⟨
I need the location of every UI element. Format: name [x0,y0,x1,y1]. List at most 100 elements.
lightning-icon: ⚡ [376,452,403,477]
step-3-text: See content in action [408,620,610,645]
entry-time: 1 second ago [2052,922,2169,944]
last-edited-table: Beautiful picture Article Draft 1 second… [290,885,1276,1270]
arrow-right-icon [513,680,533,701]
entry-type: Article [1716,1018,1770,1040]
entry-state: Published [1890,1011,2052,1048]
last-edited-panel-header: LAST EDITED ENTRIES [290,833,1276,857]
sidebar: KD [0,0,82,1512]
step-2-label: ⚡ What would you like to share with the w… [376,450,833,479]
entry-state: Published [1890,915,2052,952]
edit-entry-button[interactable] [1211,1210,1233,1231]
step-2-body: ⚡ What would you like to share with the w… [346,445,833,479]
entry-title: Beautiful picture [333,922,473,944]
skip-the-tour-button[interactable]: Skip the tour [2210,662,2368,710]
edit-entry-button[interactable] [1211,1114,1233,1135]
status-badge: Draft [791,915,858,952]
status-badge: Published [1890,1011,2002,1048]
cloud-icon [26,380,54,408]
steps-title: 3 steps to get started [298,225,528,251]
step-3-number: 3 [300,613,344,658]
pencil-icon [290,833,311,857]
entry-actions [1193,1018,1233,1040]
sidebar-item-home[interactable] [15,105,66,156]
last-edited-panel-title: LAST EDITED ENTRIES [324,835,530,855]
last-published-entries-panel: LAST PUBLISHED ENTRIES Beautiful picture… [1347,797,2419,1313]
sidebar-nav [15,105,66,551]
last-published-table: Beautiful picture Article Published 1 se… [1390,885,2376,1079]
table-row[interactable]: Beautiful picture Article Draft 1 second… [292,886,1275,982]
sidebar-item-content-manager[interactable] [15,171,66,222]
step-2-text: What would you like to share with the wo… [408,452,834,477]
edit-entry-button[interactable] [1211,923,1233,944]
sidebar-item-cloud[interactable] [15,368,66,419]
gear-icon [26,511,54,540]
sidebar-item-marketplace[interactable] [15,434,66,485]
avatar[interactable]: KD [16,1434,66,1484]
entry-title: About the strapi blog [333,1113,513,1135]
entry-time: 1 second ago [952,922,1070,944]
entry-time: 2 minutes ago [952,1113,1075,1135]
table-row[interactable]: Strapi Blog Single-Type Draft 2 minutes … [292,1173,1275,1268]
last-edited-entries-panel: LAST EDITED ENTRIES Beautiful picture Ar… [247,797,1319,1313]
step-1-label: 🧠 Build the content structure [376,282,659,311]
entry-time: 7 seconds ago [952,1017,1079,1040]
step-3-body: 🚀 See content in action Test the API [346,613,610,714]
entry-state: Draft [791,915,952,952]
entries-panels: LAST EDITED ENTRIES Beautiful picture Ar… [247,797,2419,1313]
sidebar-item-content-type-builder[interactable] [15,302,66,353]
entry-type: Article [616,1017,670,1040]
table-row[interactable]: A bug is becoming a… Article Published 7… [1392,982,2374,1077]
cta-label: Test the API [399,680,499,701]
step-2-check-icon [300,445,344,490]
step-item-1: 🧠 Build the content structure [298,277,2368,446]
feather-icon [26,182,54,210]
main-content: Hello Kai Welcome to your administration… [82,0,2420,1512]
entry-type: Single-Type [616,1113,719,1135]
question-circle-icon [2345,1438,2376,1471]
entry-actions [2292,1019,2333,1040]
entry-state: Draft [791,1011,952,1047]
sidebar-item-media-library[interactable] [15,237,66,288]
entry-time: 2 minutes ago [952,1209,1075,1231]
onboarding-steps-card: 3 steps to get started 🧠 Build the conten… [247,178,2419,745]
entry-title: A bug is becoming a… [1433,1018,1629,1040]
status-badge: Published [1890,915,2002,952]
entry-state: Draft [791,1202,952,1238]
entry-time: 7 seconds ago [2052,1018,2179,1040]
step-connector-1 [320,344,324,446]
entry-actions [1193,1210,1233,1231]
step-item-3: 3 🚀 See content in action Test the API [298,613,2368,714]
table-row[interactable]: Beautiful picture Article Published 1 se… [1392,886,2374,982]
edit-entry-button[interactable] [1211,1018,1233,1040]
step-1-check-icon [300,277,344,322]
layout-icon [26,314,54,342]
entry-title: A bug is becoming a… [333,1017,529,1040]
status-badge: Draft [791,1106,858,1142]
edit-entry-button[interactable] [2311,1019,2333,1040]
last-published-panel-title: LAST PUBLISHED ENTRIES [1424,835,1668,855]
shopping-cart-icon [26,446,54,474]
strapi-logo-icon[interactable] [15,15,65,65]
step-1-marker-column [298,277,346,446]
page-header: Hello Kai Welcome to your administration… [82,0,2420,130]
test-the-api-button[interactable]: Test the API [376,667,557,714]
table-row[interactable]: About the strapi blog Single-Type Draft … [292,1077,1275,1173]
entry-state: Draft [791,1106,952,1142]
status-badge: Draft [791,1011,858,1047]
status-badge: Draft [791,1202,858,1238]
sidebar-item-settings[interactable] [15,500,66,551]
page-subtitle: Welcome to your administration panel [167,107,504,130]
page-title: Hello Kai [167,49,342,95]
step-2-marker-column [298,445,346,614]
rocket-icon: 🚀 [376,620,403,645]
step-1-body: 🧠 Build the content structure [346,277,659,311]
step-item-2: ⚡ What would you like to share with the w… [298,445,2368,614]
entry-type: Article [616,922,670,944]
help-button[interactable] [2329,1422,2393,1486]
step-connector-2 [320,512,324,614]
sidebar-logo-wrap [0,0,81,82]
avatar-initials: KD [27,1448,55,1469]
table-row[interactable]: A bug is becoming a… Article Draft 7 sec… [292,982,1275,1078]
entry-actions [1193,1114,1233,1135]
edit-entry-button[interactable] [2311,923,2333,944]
⟩
#### Task to carry out
Copy out every line above word for word.

#### Full answer
I need the location of every UI element. Format: name [x0,y0,x1,y1]. List at most 100 elements.
lightning-icon: ⚡ [376,452,403,477]
step-3-text: See content in action [408,620,610,645]
entry-time: 1 second ago [2052,922,2169,944]
last-edited-table: Beautiful picture Article Draft 1 second… [290,885,1276,1270]
arrow-right-icon [513,680,533,701]
entry-type: Article [1716,1018,1770,1040]
entry-state: Published [1890,1011,2052,1048]
last-edited-panel-header: LAST EDITED ENTRIES [290,833,1276,857]
sidebar: KD [0,0,82,1512]
step-2-label: ⚡ What would you like to share with the w… [376,450,833,479]
entry-state: Published [1890,915,2052,952]
edit-entry-button[interactable] [1211,1210,1233,1231]
step-2-body: ⚡ What would you like to share with the w… [346,445,833,479]
entry-title: Beautiful picture [333,922,473,944]
skip-the-tour-button[interactable]: Skip the tour [2210,662,2368,710]
edit-entry-button[interactable] [1211,1114,1233,1135]
status-badge: Draft [791,915,858,952]
status-badge: Published [1890,1011,2002,1048]
cloud-icon [26,380,54,408]
steps-title: 3 steps to get started [298,225,528,251]
step-3-number: 3 [300,613,344,658]
pencil-icon [290,833,311,857]
entry-actions [1193,1018,1233,1040]
sidebar-item-home[interactable] [15,105,66,156]
last-edited-panel-title: LAST EDITED ENTRIES [324,835,530,855]
last-published-entries-panel: LAST PUBLISHED ENTRIES Beautiful picture… [1347,797,2419,1313]
sidebar-nav [15,105,66,551]
last-published-table: Beautiful picture Article Published 1 se… [1390,885,2376,1079]
table-row[interactable]: Beautiful picture Article Draft 1 second… [292,886,1275,982]
sidebar-item-content-manager[interactable] [15,171,66,222]
step-2-text: What would you like to share with the wo… [408,452,834,477]
edit-entry-button[interactable] [1211,923,1233,944]
sidebar-item-cloud[interactable] [15,368,66,419]
gear-icon [26,511,54,540]
sidebar-item-marketplace[interactable] [15,434,66,485]
avatar[interactable]: KD [16,1434,66,1484]
entry-title: About the strapi blog [333,1113,513,1135]
entry-time: 1 second ago [952,922,1070,944]
entry-time: 2 minutes ago [952,1113,1075,1135]
table-row[interactable]: Strapi Blog Single-Type Draft 2 minutes … [292,1173,1275,1268]
last-edited-entries-panel: LAST EDITED ENTRIES Beautiful picture Ar… [247,797,1319,1313]
step-1-label: 🧠 Build the content structure [376,282,659,311]
entry-time: 7 seconds ago [952,1017,1079,1040]
step-3-body: 🚀 See content in action Test the API [346,613,610,714]
entry-state: Draft [791,915,952,952]
entries-panels: LAST EDITED ENTRIES Beautiful picture Ar… [247,797,2419,1313]
sidebar-item-content-type-builder[interactable] [15,302,66,353]
entry-type: Article [616,1017,670,1040]
table-row[interactable]: A bug is becoming a… Article Published 7… [1392,982,2374,1077]
cta-label: Test the API [399,680,499,701]
step-2-check-icon [300,445,344,490]
step-item-1: 🧠 Build the content structure [298,277,2368,446]
feather-icon [26,182,54,210]
main-content: Hello Kai Welcome to your administration… [82,0,2420,1512]
entry-type: Single-Type [616,1113,719,1135]
question-circle-icon [2345,1438,2376,1471]
entry-actions [2292,1019,2333,1040]
entry-state: Draft [791,1011,952,1047]
sidebar-item-media-library[interactable] [15,237,66,288]
entry-time: 2 minutes ago [952,1209,1075,1231]
onboarding-steps-card: 3 steps to get started 🧠 Build the conten… [247,178,2419,745]
entry-title: A bug is becoming a… [1433,1018,1629,1040]
status-badge: Published [1890,915,2002,952]
entry-state: Draft [791,1202,952,1238]
entry-time: 7 seconds ago [2052,1018,2179,1040]
step-connector-1 [320,344,324,446]
entry-actions [1193,1210,1233,1231]
step-item-3: 3 🚀 See content in action Test the API [298,613,2368,714]
table-row[interactable]: Beautiful picture Article Published 1 se… [1392,886,2374,982]
edit-entry-button[interactable] [1211,1018,1233,1040]
step-1-check-icon [300,277,344,322]
layout-icon [26,314,54,342]
entry-title: A bug is becoming a… [333,1017,529,1040]
status-badge: Draft [791,1106,858,1142]
edit-entry-button[interactable] [2311,1019,2333,1040]
last-published-panel-title: LAST PUBLISHED ENTRIES [1424,835,1668,855]
shopping-cart-icon [26,446,54,474]
strapi-logo-icon[interactable] [15,15,65,65]
step-1-marker-column [298,277,346,446]
page-header: Hello Kai Welcome to your administration… [82,0,2420,130]
test-the-api-button[interactable]: Test the API [376,667,557,714]
table-row[interactable]: About the strapi blog Single-Type Draft … [292,1077,1275,1173]
entry-state: Draft [791,1106,952,1142]
status-badge: Draft [791,1011,858,1047]
status-badge: Draft [791,1202,858,1238]
sidebar-item-settings[interactable] [15,500,66,551]
page-subtitle: Welcome to your administration panel [167,107,504,130]
page-title: Hello Kai [167,49,342,95]
step-2-marker-column [298,445,346,614]
rocket-icon: 🚀 [376,620,403,645]
step-1-body: 🧠 Build the content structure [346,277,659,311]
step-item-2: ⚡ What would you like to share with the w… [298,445,2368,614]
entry-type: Article [616,922,670,944]
help-button[interactable] [2329,1422,2393,1486]
step-connector-2 [320,512,324,614]
sidebar-logo-wrap [0,0,81,82]
avatar-initials: KD [27,1448,55,1469]
table-row[interactable]: A bug is becoming a… Article Draft 7 sec… [292,982,1275,1078]
entry-actions [1193,1114,1233,1135]
edit-entry-button[interactable] [2311,923,2333,944]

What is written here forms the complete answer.